Copy out each line that includes the word "position".

↓↓↓

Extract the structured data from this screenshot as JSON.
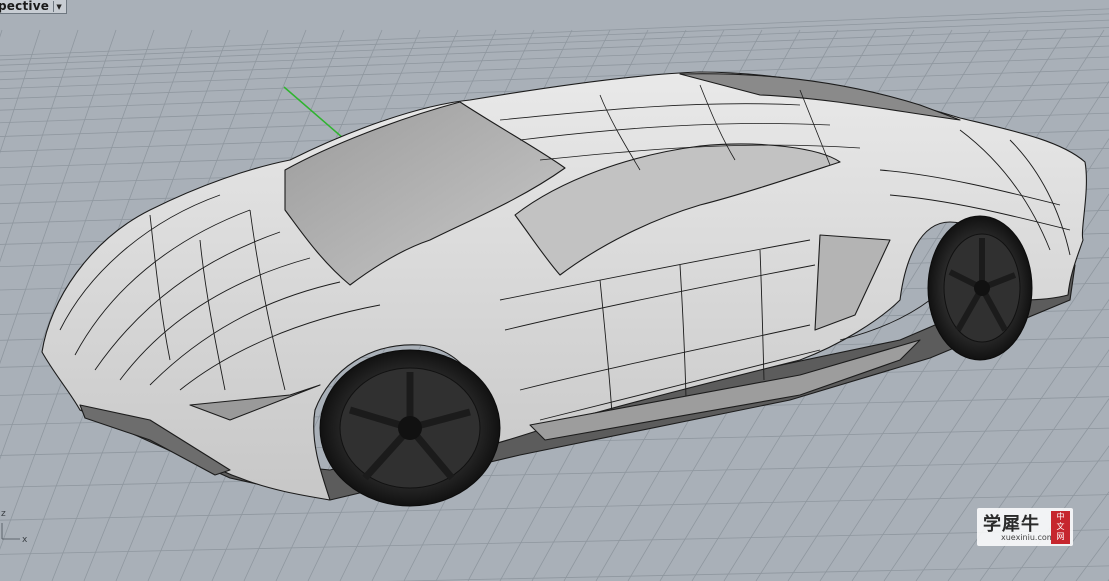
{
  "viewport": {
    "title": "pective",
    "dropdown_icon": "chevron-down-icon",
    "background_color": "#a9b0b8",
    "grid_color": "#8f979f",
    "axis_y_color": "#2fb42f",
    "axis_x_color": "#c03030"
  },
  "axes": {
    "x_label": "x",
    "z_label": "z"
  },
  "watermark": {
    "chinese_text": "学犀牛",
    "seal_text": "中文网",
    "url_text": "xuexiniu.com"
  },
  "model": {
    "object": "sports-car-nurbs-model",
    "display_mode": "shaded-with-isocurves"
  }
}
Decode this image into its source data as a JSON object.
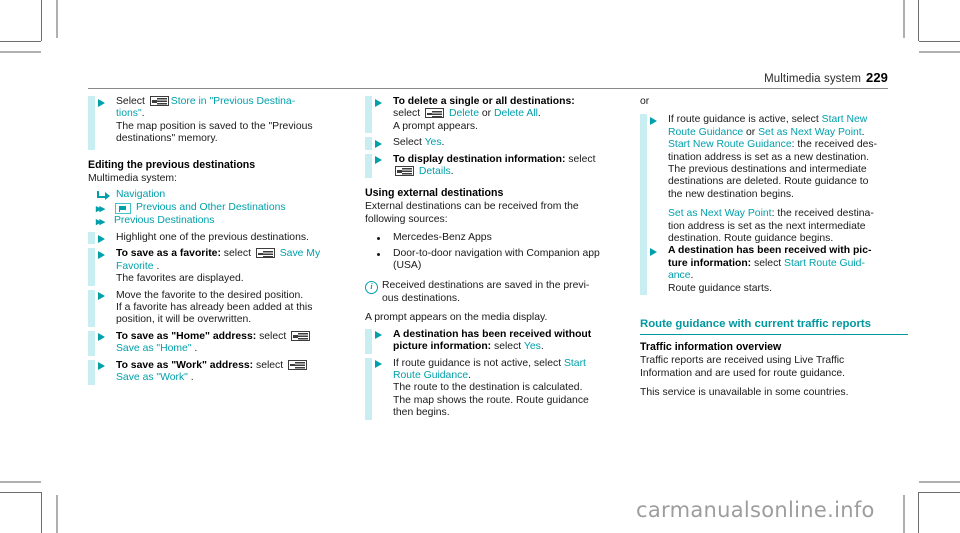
{
  "header": {
    "title": "Multimedia system",
    "page_number": "229"
  },
  "colors": {
    "teal": "#00a0ab",
    "heading_teal": "#00989f",
    "bar": "#c9eef2",
    "watermark": "#9d9d9d"
  },
  "column1": {
    "step_select": {
      "lead": "Select",
      "icon": "ok-button-icon",
      "link": "Store in \"Previous Destina-",
      "link_line2": "tions\"",
      "trailing": ".",
      "result_line1": "The map position is saved to the \"Previous",
      "result_line2": "destinations\" memory."
    },
    "heading_editing": "Editing the previous destinations",
    "device_label": "Multimedia system:",
    "breadcrumb": [
      {
        "icon": "nav-arrow-icon",
        "label": "Navigation"
      },
      {
        "icon": "chevron-double-icon",
        "glyph": "flag-box-icon",
        "label": "Previous and Other Destinations"
      },
      {
        "icon": "chevron-double-icon",
        "label": "Previous Destinations"
      }
    ],
    "step_highlight": "Highlight one of the previous destinations.",
    "step_favorite": {
      "bold": "To save as a favorite:",
      "lead": " select",
      "icon": "ok-button-icon",
      "link": "Save My",
      "link_line2": "Favorite",
      "trailing": ".",
      "result": "The favorites are displayed."
    },
    "step_move": {
      "line1": "Move the favorite to the desired position.",
      "line2": "If a favorite has already been added at this",
      "line3": "position, it will be overwritten."
    },
    "step_home": {
      "bold": "To save as \"Home\" address:",
      "lead": " select",
      "icon": "ok-button-icon",
      "link": "Save as \"Home\"",
      "trailing": "."
    },
    "step_work": {
      "bold": "To save as \"Work\" address:",
      "lead": " select",
      "icon": "ok-button-icon",
      "link": "Save as \"Work\"",
      "trailing": "."
    }
  },
  "column2": {
    "step_delete": {
      "bold": "To delete a single or all destinations:",
      "lead": "select",
      "icon": "ok-button-icon",
      "link1": "Delete",
      "mid": " or ",
      "link2": "Delete All",
      "trailing": ".",
      "result": "A prompt appears."
    },
    "step_yes": {
      "lead": "Select ",
      "link": "Yes",
      "trailing": "."
    },
    "step_details": {
      "bold": "To display destination information:",
      "lead": " select",
      "icon": "ok-button-icon",
      "link": "Details",
      "trailing": "."
    },
    "heading_external": "Using external destinations",
    "external_intro_l1": "External destinations can be received from the",
    "external_intro_l2": "following sources:",
    "sources": [
      "Mercedes-Benz Apps",
      "Door-to-door navigation with Companion app",
      "(USA)"
    ],
    "note": {
      "icon": "info-icon",
      "line1": "Received destinations are saved in the previ-",
      "line2": "ous destinations."
    },
    "prompt_line": "A prompt appears on the media display.",
    "step_received_nopic": {
      "bold_l1": "A destination has been received without",
      "bold_l2": "picture information:",
      "lead": " select ",
      "link": "Yes",
      "trailing": "."
    },
    "step_not_active": {
      "line1_pre": "If route guidance is not active, select ",
      "link1": "Start",
      "link2": "Route Guidance",
      "trailing": ".",
      "result1": "The route to the destination is calculated.",
      "result2": "The map shows the route. Route guidance",
      "result3": "then begins."
    }
  },
  "column3": {
    "or_label": "or",
    "step_active": {
      "line1_pre": "If route guidance is active, select ",
      "link1": "Start New",
      "link2": "Route Guidance",
      "mid": " or ",
      "link3": "Set as Next Way Point",
      "trailing": ".",
      "desc_link": "Start New Route Guidance",
      "desc_l1": ": the received des-",
      "desc_l2": "tination address is set as a new destination.",
      "desc_l3": "The previous destinations and intermediate",
      "desc_l4": "destinations are deleted. Route guidance to",
      "desc_l5": "the new destination begins.",
      "desc2_link": "Set as Next Way Point",
      "desc2_l1": ": the received destina-",
      "desc2_l2": "tion address is set as the next intermediate",
      "desc2_l3": "destination. Route guidance begins."
    },
    "step_received_pic": {
      "bold_l1": "A destination has been received with pic-",
      "bold_l2": "ture information:",
      "lead": " select ",
      "link1": "Start Route Guid-",
      "link2": "ance",
      "trailing": ".",
      "result": "Route guidance starts."
    },
    "section_heading": "Route guidance with current traffic reports",
    "sub_heading": "Traffic information overview",
    "body_l1": "Traffic reports are received using Live Traffic",
    "body_l2": "Information and are used for route guidance.",
    "body_l3": "This service is unavailable in some countries."
  },
  "watermark": "carmanualsonline.info"
}
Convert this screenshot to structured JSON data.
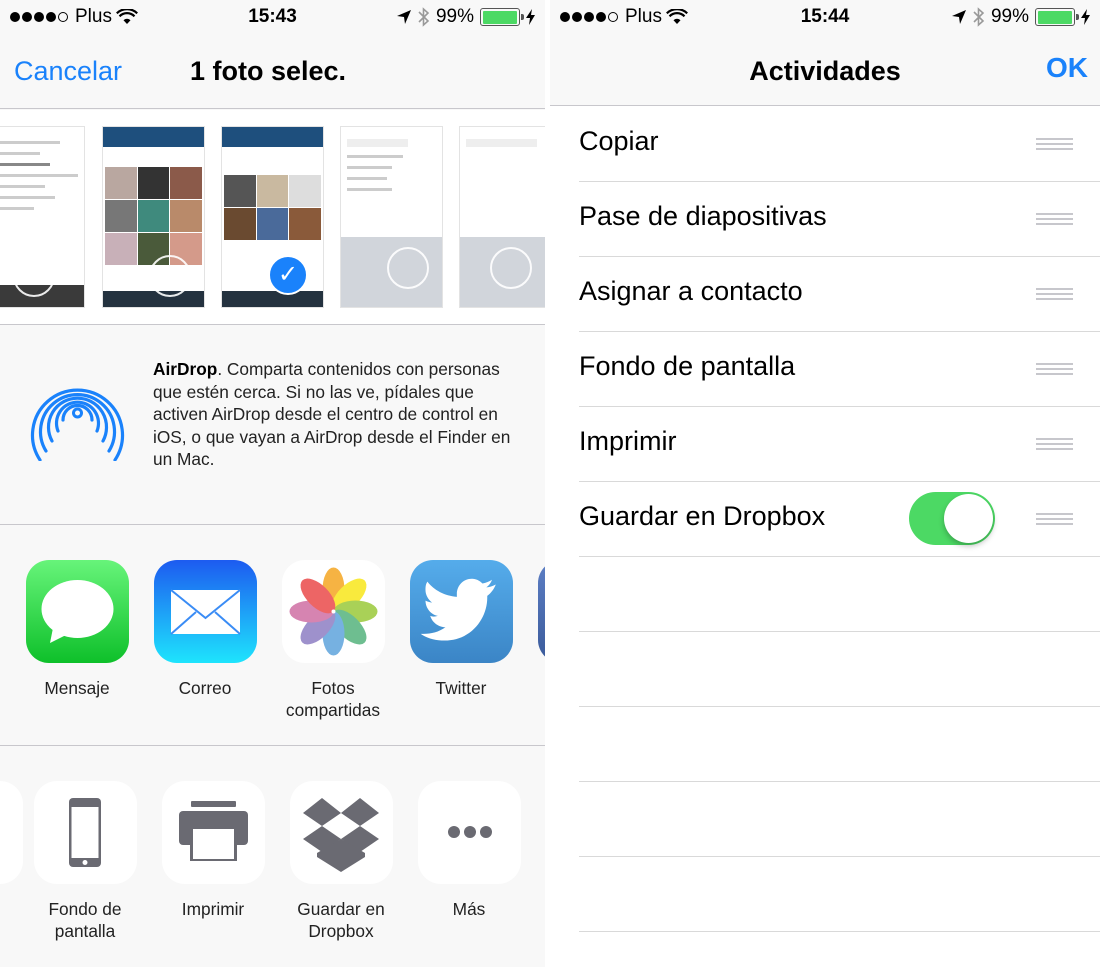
{
  "left": {
    "status": {
      "carrier": "Plus",
      "time": "15:43",
      "battery": "99%",
      "battery_level": 0.99
    },
    "nav": {
      "cancel_label": "Cancelar",
      "title": "1 foto selec."
    },
    "thumbnails": {
      "count": 5,
      "selected_index": 2,
      "selected_state": "checked"
    },
    "airdrop": {
      "title": "AirDrop",
      "text": ". Comparta contenidos con personas que estén cerca. Si no las ve, pídales que activen AirDrop desde el centro de control en iOS, o que vayan a AirDrop desde el Finder en un Mac."
    },
    "share_apps": [
      {
        "label": "Mensaje",
        "icon": "messages-icon"
      },
      {
        "label": "Correo",
        "icon": "mail-icon"
      },
      {
        "label": "Fotos compartidas",
        "icon": "photos-icon"
      },
      {
        "label": "Twitter",
        "icon": "twitter-icon"
      }
    ],
    "actions": [
      {
        "label": "Fondo de pantalla",
        "icon": "phone-icon"
      },
      {
        "label": "Imprimir",
        "icon": "printer-icon"
      },
      {
        "label": "Guardar en Dropbox",
        "icon": "dropbox-icon"
      },
      {
        "label": "Más",
        "icon": "more-icon"
      }
    ]
  },
  "right": {
    "status": {
      "carrier": "Plus",
      "time": "15:44",
      "battery": "99%",
      "battery_level": 0.99
    },
    "nav": {
      "title": "Actividades",
      "ok_label": "OK"
    },
    "activities": [
      {
        "label": "Copiar",
        "has_toggle": false
      },
      {
        "label": "Pase de diapositivas",
        "has_toggle": false
      },
      {
        "label": "Asignar a contacto",
        "has_toggle": false
      },
      {
        "label": "Fondo de pantalla",
        "has_toggle": false
      },
      {
        "label": "Imprimir",
        "has_toggle": false
      },
      {
        "label": "Guardar en Dropbox",
        "has_toggle": true,
        "toggle_on": true
      }
    ],
    "empty_rows": 5
  },
  "colors": {
    "accent": "#1a82fb",
    "toggle_on": "#4cd964",
    "glyph_gray": "#6a6a72"
  }
}
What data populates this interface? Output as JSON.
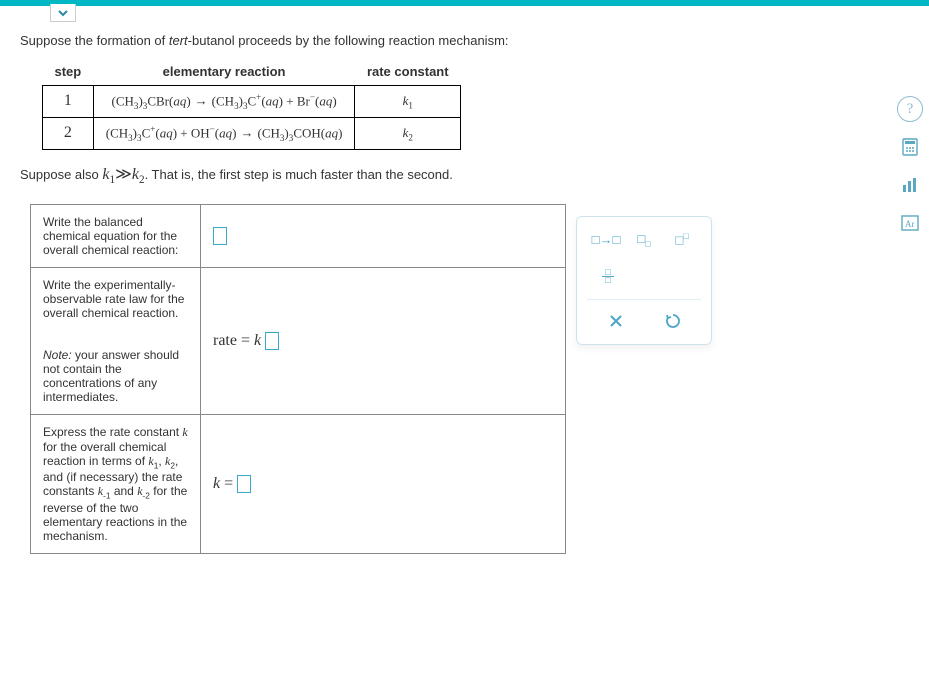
{
  "intro": {
    "pre": "Suppose the formation of ",
    "term": "tert",
    "post": "-butanol proceeds by the following reaction mechanism:"
  },
  "mech_table": {
    "headers": {
      "step": "step",
      "reaction": "elementary reaction",
      "rate": "rate constant"
    },
    "rows": [
      {
        "step": "1",
        "lhs": "(CH₃)₃CBr(aq)",
        "rhs": "(CH₃)₃C⁺(aq) + Br⁻(aq)",
        "k": "k₁"
      },
      {
        "step": "2",
        "lhs": "(CH₃)₃C⁺(aq) + OH⁻(aq)",
        "rhs": "(CH₃)₃COH(aq)",
        "k": "k₂"
      }
    ]
  },
  "suppose2": {
    "pre": "Suppose also ",
    "rel": "k₁≫k₂",
    "post": ". That is, the first step is much faster than the second."
  },
  "answers": {
    "row1": {
      "prompt": "Write the balanced chemical equation for the overall chemical reaction:"
    },
    "row2": {
      "prompt_a": "Write the experimentally-observable rate law for the overall chemical reaction.",
      "note_label": "Note:",
      "note_rest": " your answer should not contain the concentrations of any intermediates.",
      "ans_prefix": "rate = k "
    },
    "row3": {
      "prompt": "Express the rate constant k for the overall chemical reaction in terms of k₁, k₂, and (if necessary) the rate constants k₋₁ and k₋₂ for the reverse of the two elementary reactions in the mechanism.",
      "ans_prefix": "k = "
    }
  },
  "palette": {
    "arrow": "□→□",
    "sub": "□□",
    "sup": "□□",
    "frac": "□/□",
    "close": "×",
    "reset": "↺"
  },
  "tools": {
    "help": "?",
    "calc": "calculator-icon",
    "stats": "bar-chart-icon",
    "periodic": "periodic-table-icon"
  }
}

↑↑↑

# Answer to the exercise
      "result_line1": "The map position is saved to the \"Previous",
      "line1": "Move the favorite to the desired position.",
      "line3": "position, it will be overwritten."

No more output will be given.